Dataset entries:
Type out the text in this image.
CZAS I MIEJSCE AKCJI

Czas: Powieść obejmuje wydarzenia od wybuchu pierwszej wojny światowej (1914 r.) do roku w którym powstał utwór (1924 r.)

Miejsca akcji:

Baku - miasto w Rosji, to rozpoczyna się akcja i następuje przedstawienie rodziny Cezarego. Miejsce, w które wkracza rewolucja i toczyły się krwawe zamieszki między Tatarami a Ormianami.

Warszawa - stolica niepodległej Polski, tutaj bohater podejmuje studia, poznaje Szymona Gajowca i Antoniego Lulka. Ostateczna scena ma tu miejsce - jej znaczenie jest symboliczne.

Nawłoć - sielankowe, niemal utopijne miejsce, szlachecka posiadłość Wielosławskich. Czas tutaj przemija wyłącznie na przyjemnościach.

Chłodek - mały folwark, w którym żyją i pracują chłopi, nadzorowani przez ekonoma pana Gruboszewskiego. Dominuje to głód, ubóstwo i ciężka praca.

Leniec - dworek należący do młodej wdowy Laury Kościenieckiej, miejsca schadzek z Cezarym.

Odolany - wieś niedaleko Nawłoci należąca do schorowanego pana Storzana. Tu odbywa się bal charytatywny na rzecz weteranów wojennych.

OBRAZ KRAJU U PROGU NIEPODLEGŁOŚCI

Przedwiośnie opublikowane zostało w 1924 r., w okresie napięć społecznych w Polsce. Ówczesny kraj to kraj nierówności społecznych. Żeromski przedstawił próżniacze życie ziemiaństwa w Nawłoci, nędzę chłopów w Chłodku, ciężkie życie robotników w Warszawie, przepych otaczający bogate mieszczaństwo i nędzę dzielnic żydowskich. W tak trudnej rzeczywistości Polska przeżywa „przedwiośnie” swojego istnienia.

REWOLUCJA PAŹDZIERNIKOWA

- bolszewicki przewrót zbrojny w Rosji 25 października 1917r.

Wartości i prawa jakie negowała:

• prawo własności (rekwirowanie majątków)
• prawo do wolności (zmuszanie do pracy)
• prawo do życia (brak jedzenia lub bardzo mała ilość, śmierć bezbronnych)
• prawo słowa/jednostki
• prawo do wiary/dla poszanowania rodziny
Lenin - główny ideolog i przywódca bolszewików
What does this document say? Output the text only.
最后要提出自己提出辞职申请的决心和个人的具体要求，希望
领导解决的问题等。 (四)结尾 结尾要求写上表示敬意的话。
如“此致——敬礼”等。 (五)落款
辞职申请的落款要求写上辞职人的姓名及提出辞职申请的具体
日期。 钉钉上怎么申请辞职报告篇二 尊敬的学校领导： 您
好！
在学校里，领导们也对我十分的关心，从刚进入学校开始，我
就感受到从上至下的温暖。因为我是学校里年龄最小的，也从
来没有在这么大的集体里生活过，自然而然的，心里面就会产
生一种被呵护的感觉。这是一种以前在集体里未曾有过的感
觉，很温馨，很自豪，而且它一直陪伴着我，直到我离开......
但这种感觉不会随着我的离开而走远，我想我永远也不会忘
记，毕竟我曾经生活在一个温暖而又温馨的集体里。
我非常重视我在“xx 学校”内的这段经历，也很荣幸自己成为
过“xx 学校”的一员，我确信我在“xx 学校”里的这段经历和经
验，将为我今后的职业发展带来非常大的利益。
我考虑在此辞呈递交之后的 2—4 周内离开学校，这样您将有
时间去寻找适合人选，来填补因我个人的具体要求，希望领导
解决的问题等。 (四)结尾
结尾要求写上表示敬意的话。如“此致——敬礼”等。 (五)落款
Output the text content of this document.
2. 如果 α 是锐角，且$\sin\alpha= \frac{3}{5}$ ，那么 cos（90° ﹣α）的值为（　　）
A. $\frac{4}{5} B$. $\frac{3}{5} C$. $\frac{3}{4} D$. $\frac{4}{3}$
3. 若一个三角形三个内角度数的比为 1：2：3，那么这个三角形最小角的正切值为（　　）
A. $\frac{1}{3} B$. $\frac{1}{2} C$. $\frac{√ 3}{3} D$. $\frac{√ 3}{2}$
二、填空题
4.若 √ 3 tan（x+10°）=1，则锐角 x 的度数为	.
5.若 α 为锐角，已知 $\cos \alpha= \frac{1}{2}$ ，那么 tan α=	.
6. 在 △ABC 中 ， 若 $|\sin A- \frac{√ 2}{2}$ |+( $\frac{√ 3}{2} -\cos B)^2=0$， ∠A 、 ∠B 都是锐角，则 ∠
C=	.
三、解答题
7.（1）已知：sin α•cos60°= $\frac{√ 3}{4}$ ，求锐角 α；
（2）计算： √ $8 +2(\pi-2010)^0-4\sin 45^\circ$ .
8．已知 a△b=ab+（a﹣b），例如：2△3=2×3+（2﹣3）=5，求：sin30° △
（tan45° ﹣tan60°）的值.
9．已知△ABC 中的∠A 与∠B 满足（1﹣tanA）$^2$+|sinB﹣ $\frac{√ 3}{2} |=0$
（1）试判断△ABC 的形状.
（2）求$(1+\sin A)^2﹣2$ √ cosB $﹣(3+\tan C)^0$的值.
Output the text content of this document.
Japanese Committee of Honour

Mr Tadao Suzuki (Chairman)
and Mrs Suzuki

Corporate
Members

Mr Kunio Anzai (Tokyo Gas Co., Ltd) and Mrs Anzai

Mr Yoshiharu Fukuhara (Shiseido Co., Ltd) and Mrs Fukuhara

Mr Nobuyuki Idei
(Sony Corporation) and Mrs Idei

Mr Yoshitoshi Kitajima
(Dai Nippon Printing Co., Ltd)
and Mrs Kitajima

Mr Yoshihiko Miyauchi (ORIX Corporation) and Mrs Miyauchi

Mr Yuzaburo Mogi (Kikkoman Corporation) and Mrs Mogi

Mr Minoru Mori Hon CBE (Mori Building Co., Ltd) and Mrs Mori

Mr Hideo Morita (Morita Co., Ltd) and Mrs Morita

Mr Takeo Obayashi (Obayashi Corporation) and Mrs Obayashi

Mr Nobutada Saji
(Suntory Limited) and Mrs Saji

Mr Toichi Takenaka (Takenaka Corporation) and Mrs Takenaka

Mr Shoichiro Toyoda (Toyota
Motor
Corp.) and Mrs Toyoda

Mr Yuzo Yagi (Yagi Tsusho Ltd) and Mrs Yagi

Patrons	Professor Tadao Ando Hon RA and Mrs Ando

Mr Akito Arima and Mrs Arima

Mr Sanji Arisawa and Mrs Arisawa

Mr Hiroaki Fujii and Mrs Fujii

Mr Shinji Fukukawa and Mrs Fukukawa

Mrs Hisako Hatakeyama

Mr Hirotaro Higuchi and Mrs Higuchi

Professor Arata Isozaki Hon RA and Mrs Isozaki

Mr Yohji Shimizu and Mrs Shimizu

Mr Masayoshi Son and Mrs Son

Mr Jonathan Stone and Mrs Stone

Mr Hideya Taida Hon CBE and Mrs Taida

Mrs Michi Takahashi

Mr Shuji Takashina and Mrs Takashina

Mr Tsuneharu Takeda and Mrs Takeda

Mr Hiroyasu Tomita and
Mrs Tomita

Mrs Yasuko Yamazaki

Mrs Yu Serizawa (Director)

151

What is expected. Repeat all entries. Match them exactly.

Exercise result.
Type out the text in this image.
CZAS I MIEJSCE AKCJI

Czas: Powieść obejmuje wydarzenia od wybuchu pierwszej wojny światowej (1914 r.) do roku w którym powstał utwór (1924 r.)

Miejsca akcji:

Baku - miasto w Rosji, to rozpoczyna się akcja i następuje przedstawienie rodziny Cezarego. Miejsce, w które wkracza rewolucja i toczyły się krwawe zamieszki między Tatarami a Ormianami.

Warszawa - stolica niepodległej Polski, tutaj bohater podejmuje studia, poznaje Szymona Gajowca i Antoniego Lulka. Ostateczna scena ma tu miejsce - jej znaczenie jest symboliczne.

Nawłoć - sielankowe, niemal utopijne miejsce, szlachecka posiadłość Wielosławskich. Czas tutaj przemija wyłącznie na przyjemnościach.

Chłodek - mały folwark, w którym żyją i pracują chłopi, nadzorowani przez ekonoma pana Gruboszewskiego. Dominuje to głód, ubóstwo i ciężka praca.

Leniec - dworek należący do młodej wdowy Laury Kościenieckiej, miejsca schadzek z Cezarym.

Odolany - wieś niedaleko Nawłoci należąca do schorowanego pana Storzana. Tu odbywa się bal charytatywny na rzecz weteranów wojennych.

OBRAZ KRAJU U PROGU NIEPODLEGŁOŚCI

Przedwiośnie opublikowane zostało w 1924 r., w okresie napięć społecznych w Polsce. Ówczesny kraj to kraj nierówności społecznych. Żeromski przedstawił próżniacze życie ziemiaństwa w Nawłoci, nędzę chłopów w Chłodku, ciężkie życie robotników w Warszawie, przepych otaczający bogate mieszczaństwo i nędzę dzielnic żydowskich. W tak trudnej rzeczywistości Polska przeżywa „przedwiośnie” swojego istnienia.

REWOLUCJA PAŹDZIERNIKOWA

- bolszewicki przewrót zbrojny w Rosji 25 października 1917r.

Wartości i prawa jakie negowała:

• prawo własności (rekwirowanie majątków)
• prawo do wolności (zmuszanie do pracy)
• prawo do życia (brak jedzenia lub bardzo mała ilość, śmierć bezbronnych)
• prawo słowa/jednostki
• prawo do wiary/dla poszanowania rodziny
Lenin - główny ideolog i przywódca bolszewików
What does this document say? Output the text only.
最后要提出自己提出辞职申请的决心和个人的具体要求，希望
领导解决的问题等。 (四)结尾 结尾要求写上表示敬意的话。
如“此致——敬礼”等。 (五)落款
辞职申请的落款要求写上辞职人的姓名及提出辞职申请的具体
日期。 钉钉上怎么申请辞职报告篇二 尊敬的学校领导： 您
好！
在学校里，领导们也对我十分的关心，从刚进入学校开始，我
就感受到从上至下的温暖。因为我是学校里年龄最小的，也从
来没有在这么大的集体里生活过，自然而然的，心里面就会产
生一种被呵护的感觉。这是一种以前在集体里未曾有过的感
觉，很温馨，很自豪，而且它一直陪伴着我，直到我离开......
但这种感觉不会随着我的离开而走远，我想我永远也不会忘
记，毕竟我曾经生活在一个温暖而又温馨的集体里。
我非常重视我在“xx 学校”内的这段经历，也很荣幸自己成为
过“xx 学校”的一员，我确信我在“xx 学校”里的这段经历和经
验，将为我今后的职业发展带来非常大的利益。
我考虑在此辞呈递交之后的 2—4 周内离开学校，这样您将有
时间去寻找适合人选，来填补因我个人的具体要求，希望领导
解决的问题等。 (四)结尾
结尾要求写上表示敬意的话。如“此致——敬礼”等。 (五)落款
Output the text content of this document.
2. 如果 α 是锐角，且$\sin\alpha= \frac{3}{5}$ ，那么 cos（90° ﹣α）的值为（　　）
A. $\frac{4}{5} B$. $\frac{3}{5} C$. $\frac{3}{4} D$. $\frac{4}{3}$
3. 若一个三角形三个内角度数的比为 1：2：3，那么这个三角形最小角的正切值为（　　）
A. $\frac{1}{3} B$. $\frac{1}{2} C$. $\frac{√ 3}{3} D$. $\frac{√ 3}{2}$
二、填空题
4.若 √ 3 tan（x+10°）=1，则锐角 x 的度数为	.
5.若 α 为锐角，已知 $\cos \alpha= \frac{1}{2}$ ，那么 tan α=	.
6. 在 △ABC 中 ， 若 $|\sin A- \frac{√ 2}{2}$ |+( $\frac{√ 3}{2} -\cos B)^2=0$， ∠A 、 ∠B 都是锐角，则 ∠
C=	.
三、解答题
7.（1）已知：sin α•cos60°= $\frac{√ 3}{4}$ ，求锐角 α；
（2）计算： √ $8 +2(\pi-2010)^0-4\sin 45^\circ$ .
8．已知 a△b=ab+（a﹣b），例如：2△3=2×3+（2﹣3）=5，求：sin30° △
（tan45° ﹣tan60°）的值.
9．已知△ABC 中的∠A 与∠B 满足（1﹣tanA）$^2$+|sinB﹣ $\frac{√ 3}{2} |=0$
（1）试判断△ABC 的形状.
（2）求$(1+\sin A)^2﹣2$ √ cosB $﹣(3+\tan C)^0$的值.
Output the text content of this document.
Japanese Committee of Honour

Mr Tadao Suzuki (Chairman)
and Mrs Suzuki

Corporate
Members

Mr Kunio Anzai (Tokyo Gas Co., Ltd) and Mrs Anzai

Mr Yoshiharu Fukuhara (Shiseido Co., Ltd) and Mrs Fukuhara

Mr Nobuyuki Idei
(Sony Corporation) and Mrs Idei

Mr Yoshitoshi Kitajima
(Dai Nippon Printing Co., Ltd)
and Mrs Kitajima

Mr Yoshihiko Miyauchi (ORIX Corporation) and Mrs Miyauchi

Mr Yuzaburo Mogi (Kikkoman Corporation) and Mrs Mogi

Mr Minoru Mori Hon CBE (Mori Building Co., Ltd) and Mrs Mori

Mr Hideo Morita (Morita Co., Ltd) and Mrs Morita

Mr Takeo Obayashi (Obayashi Corporation) and Mrs Obayashi

Mr Nobutada Saji
(Suntory Limited) and Mrs Saji

Mr Toichi Takenaka (Takenaka Corporation) and Mrs Takenaka

Mr Shoichiro Toyoda (Toyota
Motor
Corp.) and Mrs Toyoda

Mr Yuzo Yagi (Yagi Tsusho Ltd) and Mrs Yagi

Patrons	Professor Tadao Ando Hon RA and Mrs Ando

Mr Akito Arima and Mrs Arima

Mr Sanji Arisawa and Mrs Arisawa

Mr Hiroaki Fujii and Mrs Fujii

Mr Shinji Fukukawa and Mrs Fukukawa

Mrs Hisako Hatakeyama

Mr Hirotaro Higuchi and Mrs Higuchi

Professor Arata Isozaki Hon RA and Mrs Isozaki

Mr Yohji Shimizu and Mrs Shimizu

Mr Masayoshi Son and Mrs Son

Mr Jonathan Stone and Mrs Stone

Mr Hideya Taida Hon CBE and Mrs Taida

Mrs Michi Takahashi

Mr Shuji Takashina and Mrs Takashina

Mr Tsuneharu Takeda and Mrs Takeda

Mr Hiroyasu Tomita and
Mrs Tomita

Mrs Yasuko Yamazaki

Mrs Yu Serizawa (Director)

151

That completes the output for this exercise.